-- Start Material for this task --

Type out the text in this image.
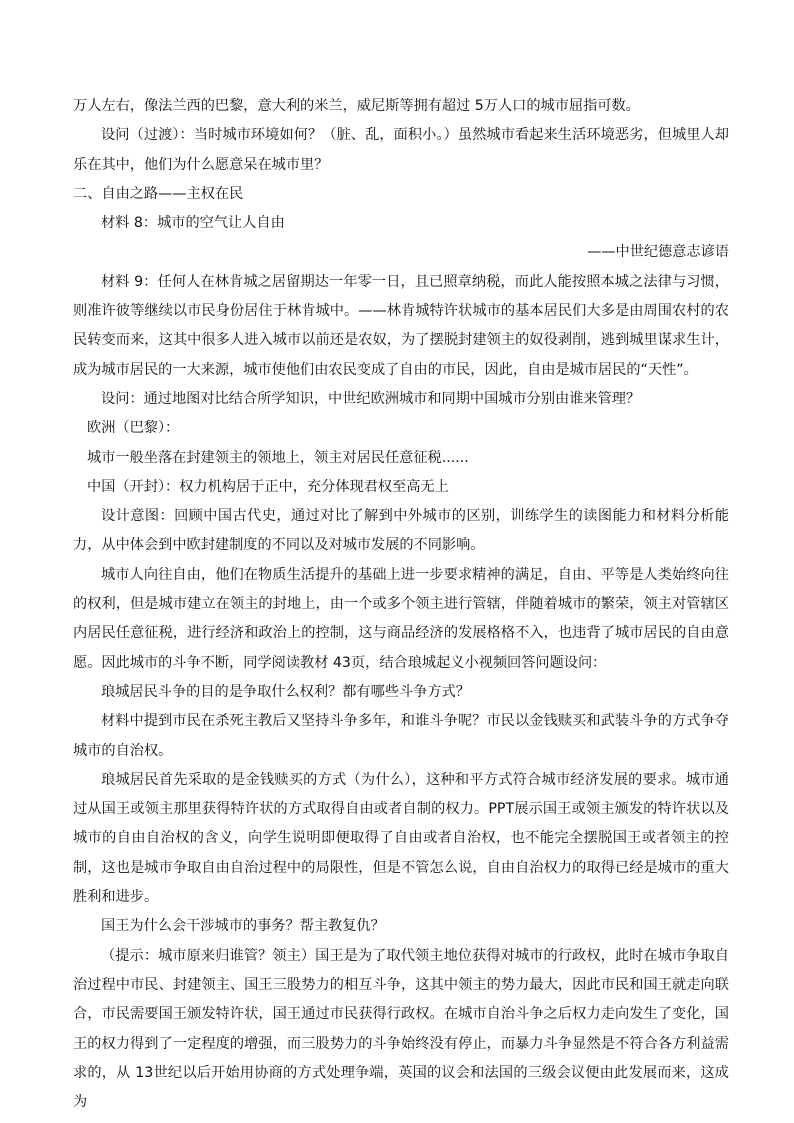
万人左右，像法兰西的巴黎，意大利的米兰，威尼斯等拥有超过 5万人口的城市屈指可数。

设问（过渡）：当时城市环境如何？（脏、乱，面积小。）虽然城市看起来生活环境恶劣，但城里人却乐在其中，他们为什么愿意呆在城市里？

二、自由之路——主权在民

材料 8：城市的空气让人自由

——中世纪德意志谚语

材料 9：任何人在林肯城之居留期达一年零一日，且已照章纳税，而此人能按照本城之法律与习惯，则准许彼等继续以市民身份居住于林肯城中。——林肯城特许状城市的基本居民们大多是由周围农村的农民转变而来，这其中很多人进入城市以前还是农奴，为了摆脱封建领主的奴役剥削，逃到城里谋求生计，成为城市居民的一大来源，城市使他们由农民变成了自由的市民，因此，自由是城市居民的“天性”。

设问：通过地图对比结合所学知识，中世纪欧洲城市和同期中国城市分别由谁来管理？

欧洲（巴黎）：

城市一般坐落在封建领主的领地上，领主对居民任意征税......

中国（开封）：权力机构居于正中，充分体现君权至高无上

设计意图：回顾中国古代史，通过对比了解到中外城市的区别，训练学生的读图能力和材料分析能力，从中体会到中欧封建制度的不同以及对城市发展的不同影响。

城市人向往自由，他们在物质生活提升的基础上进一步要求精神的满足，自由、平等是人类始终向往的权利，但是城市建立在领主的封地上，由一个或多个领主进行管辖，伴随着城市的繁荣，领主对管辖区内居民任意征税，进行经济和政治上的控制，这与商品经济的发展格格不入，也违背了城市居民的自由意愿。因此城市的斗争不断，同学阅读教材 43页，结合琅城起义小视频回答问题设问：

琅城居民斗争的目的是争取什么权利？都有哪些斗争方式？

材料中提到市民在杀死主教后又坚持斗争多年，和谁斗争呢？市民以金钱赎买和武装斗争的方式争夺城市的自治权。

琅城居民首先采取的是金钱赎买的方式（为什么），这种和平方式符合城市经济发展的要求。城市通过从国王或领主那里获得特许状的方式取得自由或者自制的权力。PPT展示国王或领主颁发的特许状以及城市的自由自治权的含义，向学生说明即便取得了自由或者自治权，也不能完全摆脱国王或者领主的控制，这也是城市争取自由自治过程中的局限性，但是不管怎么说，自由自治权力的取得已经是城市的重大胜利和进步。

国王为什么会干涉城市的事务？帮主教复仇？

（提示：城市原来归谁管？领主）国王是为了取代领主地位获得对城市的行政权，此时在城市争取自治过程中市民、封建领主、国王三股势力的相互斗争，这其中领主的势力最大，因此市民和国王就走向联合，市民需要国王颁发特许状，国王通过市民获得行政权。在城市自治斗争之后权力走向发生了变化，国王的权力得到了一定程度的增强，而三股势力的斗争始终没有停止，而暴力斗争显然是不符合各方利益需求的，从 13世纪以后开始用协商的方式处理争端，英国的议会和法国的三级会议便由此发展而来，这成为
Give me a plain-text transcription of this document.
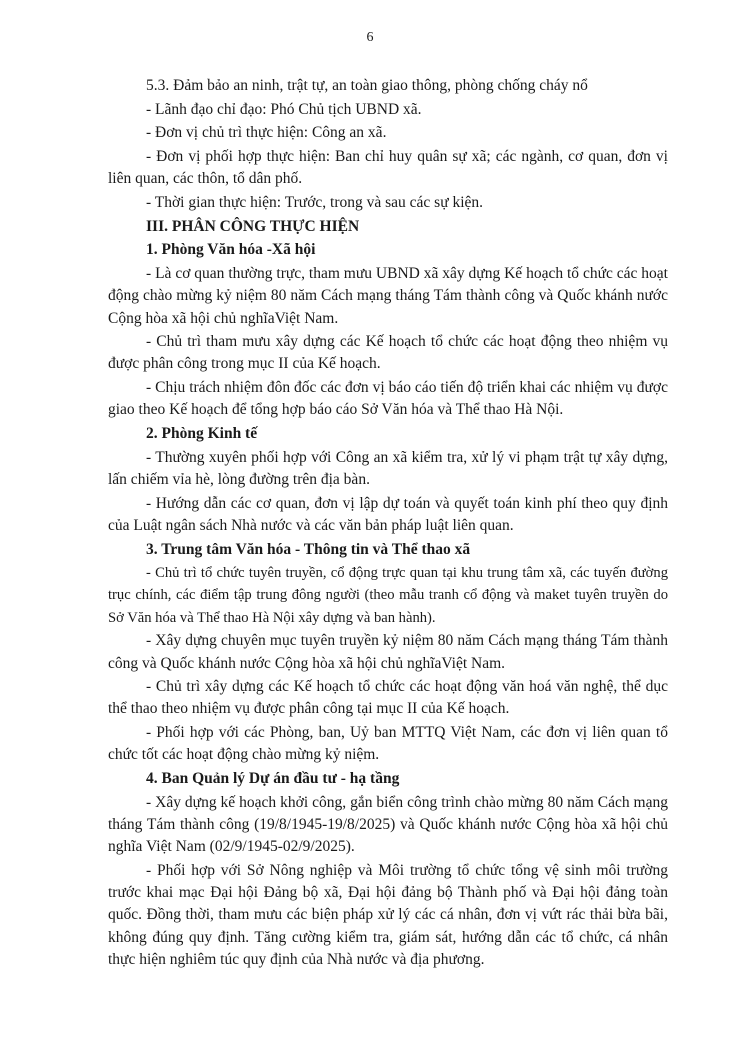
6

5.3. Đảm bảo an ninh, trật tự, an toàn giao thông, phòng chống cháy nổ

- Lãnh đạo chỉ đạo: Phó Chủ tịch UBND xã.

- Đơn vị chủ trì thực hiện: Công an xã.

- Đơn vị phối hợp thực hiện: Ban chỉ huy quân sự xã; các ngành, cơ quan, đơn vị liên quan, các thôn, tổ dân phố.

- Thời gian thực hiện: Trước, trong và sau các sự kiện.

III. PHÂN CÔNG THỰC HIỆN

1. Phòng Văn hóa -Xã hội

- Là cơ quan thường trực, tham mưu UBND xã xây dựng Kế hoạch tổ chức các hoạt động chào mừng kỷ niệm 80 năm Cách mạng tháng Tám thành công và Quốc khánh nước Cộng hòa xã hội chủ nghĩaViệt Nam.

- Chủ trì tham mưu xây dựng các Kế hoạch tổ chức các hoạt động theo nhiệm vụ được phân công trong mục II của Kế hoạch.

- Chịu trách nhiệm đôn đốc các đơn vị báo cáo tiến độ triển khai các nhiệm vụ được giao theo Kế hoạch để tổng hợp báo cáo Sở Văn hóa và Thể thao Hà Nội.

2. Phòng Kinh tế

- Thường xuyên phối hợp với Công an xã kiểm tra, xử lý vi phạm trật tự xây dựng, lấn chiếm vỉa hè, lòng đường trên địa bàn.

- Hướng dẫn các cơ quan, đơn vị lập dự toán và quyết toán kinh phí theo quy định của Luật ngân sách Nhà nước và các văn bản pháp luật liên quan.

3. Trung tâm Văn hóa - Thông tin và Thể thao xã

- Chủ trì tổ chức tuyên truyền, cổ động trực quan tại khu trung tâm xã, các tuyến đường trục chính, các điểm tập trung đông người (theo mẫu tranh cổ động và maket tuyên truyền do Sở Văn hóa và Thể thao Hà Nội xây dựng và ban hành).

- Xây dựng chuyên mục tuyên truyền kỷ niệm 80 năm Cách mạng tháng Tám thành công và Quốc khánh nước Cộng hòa xã hội chủ nghĩaViệt Nam.

- Chủ trì xây dựng các Kế hoạch tổ chức các hoạt động văn hoá văn nghệ, thể dục thể thao theo nhiệm vụ được phân công tại mục II của Kế hoạch.

- Phối hợp với các Phòng, ban, Uỷ ban MTTQ Việt Nam, các đơn vị liên quan tổ chức tốt các hoạt động chào mừng kỷ niệm.

4. Ban Quản lý Dự án đầu tư - hạ tầng

- Xây dựng kế hoạch khởi công, gắn biển công trình chào mừng 80 năm Cách mạng tháng Tám thành công (19/8/1945-19/8/2025) và Quốc khánh nước Cộng hòa xã hội chủ nghĩa Việt Nam (02/9/1945-02/9/2025).

- Phối hợp với Sở Nông nghiệp và Môi trường tổ chức tổng vệ sinh môi trường trước khai mạc Đại hội Đảng bộ xã, Đại hội đảng bộ Thành phố và Đại hội đảng toàn quốc. Đồng thời, tham mưu các biện pháp xử lý các cá nhân, đơn vị vứt rác thải bừa bãi, không đúng quy định. Tăng cường kiểm tra, giám sát, hướng dẫn các tổ chức, cá nhân thực hiện nghiêm túc quy định của Nhà nước và địa phương.
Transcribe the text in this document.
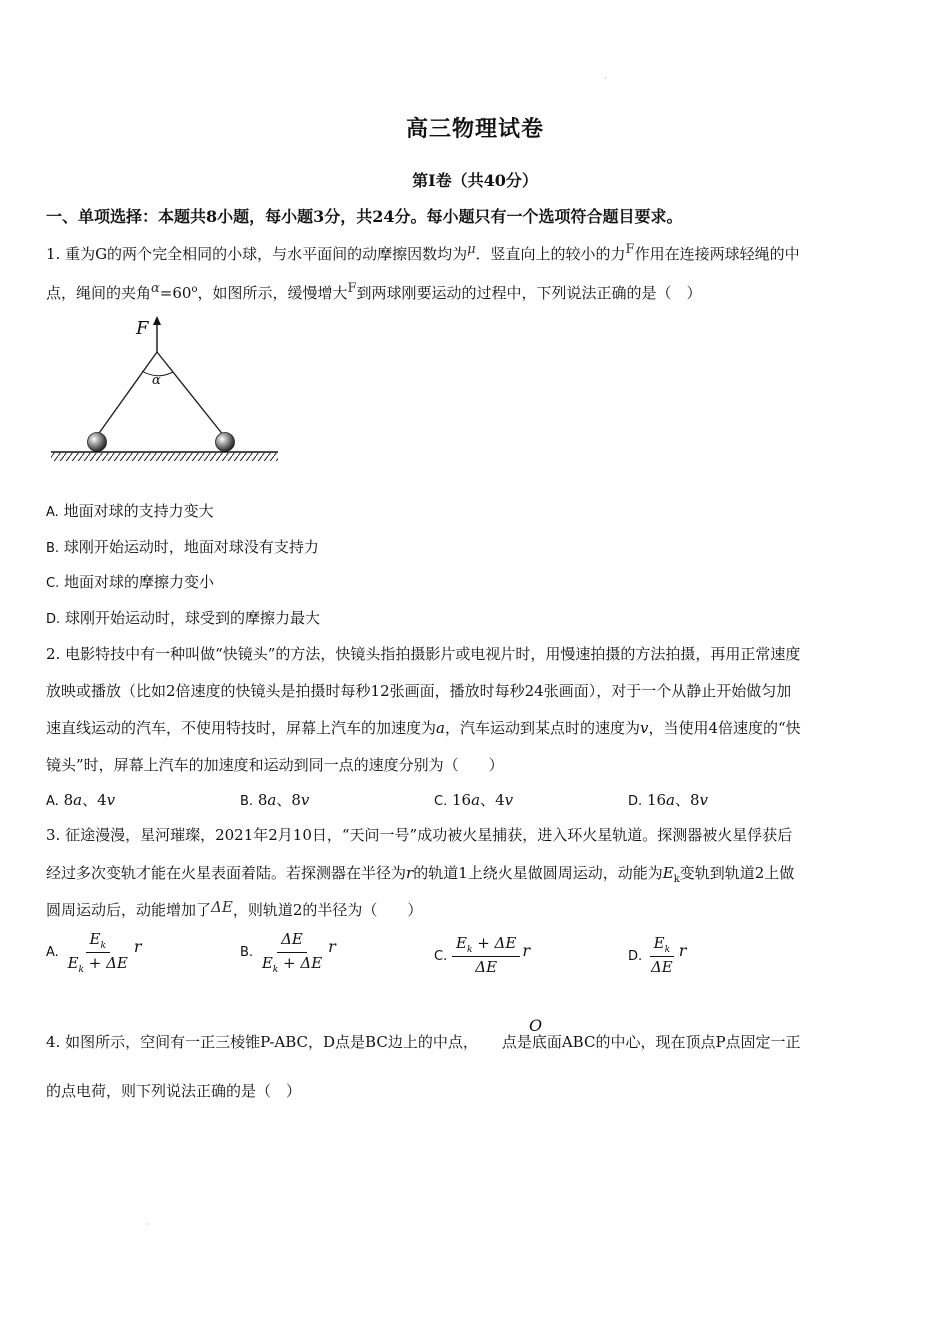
·
高三物理试卷
第Ⅰ卷（共40分）
一、单项选择：本题共8小题，每小题3分，共24分。每小题只有一个选项符合题目要求。
1. 重为G的两个完全相同的小球，与水平面间的动摩擦因数均为μ．竖直向上的较小的力F作用在连接两球轻绳的中
点，绳间的夹角$\alpha=60^o$，如图所示，缓慢增大F到两球刚要运动的过程中，下列说法正确的是（　）
F
α
A. 地面对球的支持力变大
B. 球刚开始运动时，地面对球没有支持力
C. 地面对球的摩擦力变小
D. 球刚开始运动时，球受到的摩擦力最大
2. 电影特技中有一种叫做“快镜头”的方法，快镜头指拍摄影片或电视片时，用慢速拍摄的方法拍摄，再用正常速度
放映或播放（比如2倍速度的快镜头是拍摄时每秒12张画面，播放时每秒24张画面），对于一个从静止开始做匀加
速直线运动的汽车，不使用特技时，屏幕上汽车的加速度为a，汽车运动到某点时的速度为v，当使用4倍速度的“快
镜头”时，屏幕上汽车的加速度和运动到同一点的速度分别为（　　）
A. 8a、4v	B. 8a、8v	C. 16a、4v	D. 16a、8v
3. 征途漫漫，星河璀璨，2021年2月10日，“天问一号”成功被火星捕获，进入环火星轨道。探测器被火星俘获后
经过多次变轨才能在火星表面着陆。若探测器在半径为r的轨道1上绕火星做圆周运动，动能为$E_k$变轨到轨道2上做
圆周运动后，动能增加了ΔE，则轨道2的半径为（　　）
A. $\frac{E_k}{E_k + \Delta E}$ r	B. $\frac{\Delta E}{E_k + \Delta E}$ r
C. $\frac{E_k + \Delta E}{\Delta E}$ r	D. $\frac{E_k}{\Delta E}$ r
O
4. 如图所示，空间有一正三棱锥P-ABC，D点是BC边上的中点， 点是底面ABC的中心，现在顶点P点固定一正
的点电荷，则下列说法正确的是（　）
·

-- End Material for this task --

■ **Requirements**: Locate the lines above that hold the word "khai". Show every one of them.

■ **Full answer**:
- Chịu trách nhiệm đôn đốc các đơn vị báo cáo tiến độ triển khai các nhiệm vụ được giao theo Kế hoạch để tổng hợp báo cáo Sở Văn hóa và Thể thao Hà Nội.
- Phối hợp với Sở Nông nghiệp và Môi trường tổ chức tổng vệ sinh môi trường trước khai mạc Đại hội Đảng bộ xã, Đại hội đảng bộ Thành phố và Đại hội đảng toàn quốc. Đồng thời, tham mưu các biện pháp xử lý các cá nhân, đơn vị vứt rác thải bừa bãi, không đúng quy định. Tăng cường kiểm tra, giám sát, hướng dẫn các tổ chức, cá nhân thực hiện nghiêm túc quy định của Nhà nước và địa phương.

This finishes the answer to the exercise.